** Start Entries **

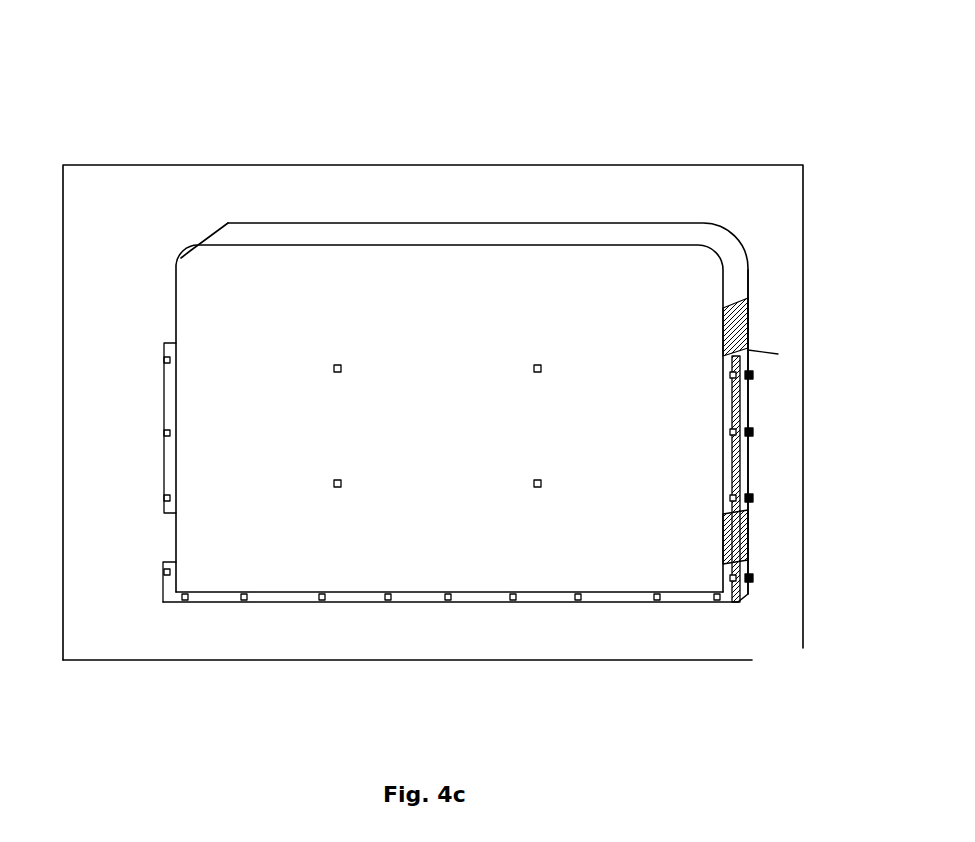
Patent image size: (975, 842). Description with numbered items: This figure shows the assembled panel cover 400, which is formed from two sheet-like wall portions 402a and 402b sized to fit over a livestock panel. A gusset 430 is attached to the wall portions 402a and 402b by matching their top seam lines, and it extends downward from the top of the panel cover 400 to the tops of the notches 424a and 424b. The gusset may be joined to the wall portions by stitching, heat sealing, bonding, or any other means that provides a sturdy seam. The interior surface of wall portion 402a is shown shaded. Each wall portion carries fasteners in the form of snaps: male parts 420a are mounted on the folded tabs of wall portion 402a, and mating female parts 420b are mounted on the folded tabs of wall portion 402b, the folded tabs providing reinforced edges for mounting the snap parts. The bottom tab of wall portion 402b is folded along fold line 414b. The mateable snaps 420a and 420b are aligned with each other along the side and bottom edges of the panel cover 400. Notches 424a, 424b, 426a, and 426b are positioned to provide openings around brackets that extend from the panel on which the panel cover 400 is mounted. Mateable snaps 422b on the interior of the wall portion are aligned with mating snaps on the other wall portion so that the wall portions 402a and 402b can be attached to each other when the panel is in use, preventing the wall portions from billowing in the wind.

The panel cover 400 is at (298, 133).
The gusset 430 is at (238, 232).
The wall portion 402b is at (432, 313).
The wall portion 402a is at (742, 321).
The notch 424a is at (748, 319).
The notch 424b is at (723, 325).
The notch 426a is at (748, 535).
The notch 426b is at (177, 518).
The male snap parts 420a is at (753, 498).
The female snap parts 420b is at (164, 498).
The mateable snaps 422b is at (338, 372).
The fold line 414b is at (433, 455).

** End Entries **

What to work on: Give every line of the material above as a numbered list, skipping blank lines and leaving out the pictures.

Final result:
1. Patent image size: (975, 842). Description with numbered items: This figure shows the assembled panel cover 400, which is formed from two sheet-like wall portions 402a and 402b sized to fit over a livestock panel. A gusset 430 is attached to the wall portions 402a and 402b by matching their top seam lines, and it extends downward from the top of the panel cover 400 to the tops of the notches 424a and 424b. The gusset may be joined to the wall portions by stitching, heat sealing, bonding, or any other means that provides a sturdy seam. The interior surface of wall portion 402a is shown shaded. Each wall portion carries fasteners in the form of snaps: male parts 420a are mounted on the folded tabs of wall portion 402a, and mating female parts 420b are mounted on the folded tabs of wall portion 402b, the folded tabs providing reinforced edges for mounting the snap parts. The bottom tab of wall portion 402b is folded along fold line 414b. The mateable snaps 420a and 420b are aligned with each other along the side and bottom edges of the panel cover 400. Notches 424a, 424b, 426a, and 426b are positioned to provide openings around brackets that extend from the panel on which the panel cover 400 is mounted. Mateable snaps 422b on the interior of the wall portion are aligned with mating snaps on the other wall portion so that the wall portions 402a and 402b can be attached to each other when the panel is in use, preventing the wall portions from billowing in the wind.
2. The panel cover 400 is at (298, 133).
3. The gusset 430 is at (238, 232).
4. The wall portion 402b is at (432, 313).
5. The wall portion 402a is at (742, 321).
6. The notch 424a is at (748, 319).
7. The notch 424b is at (723, 325).
8. The notch 426a is at (748, 535).
9. The notch 426b is at (177, 518).
10. The male snap parts 420a is at (753, 498).
11. The female snap parts 420b is at (164, 498).
12. The mateable snaps 422b is at (338, 372).
13. The fold line 414b is at (433, 455).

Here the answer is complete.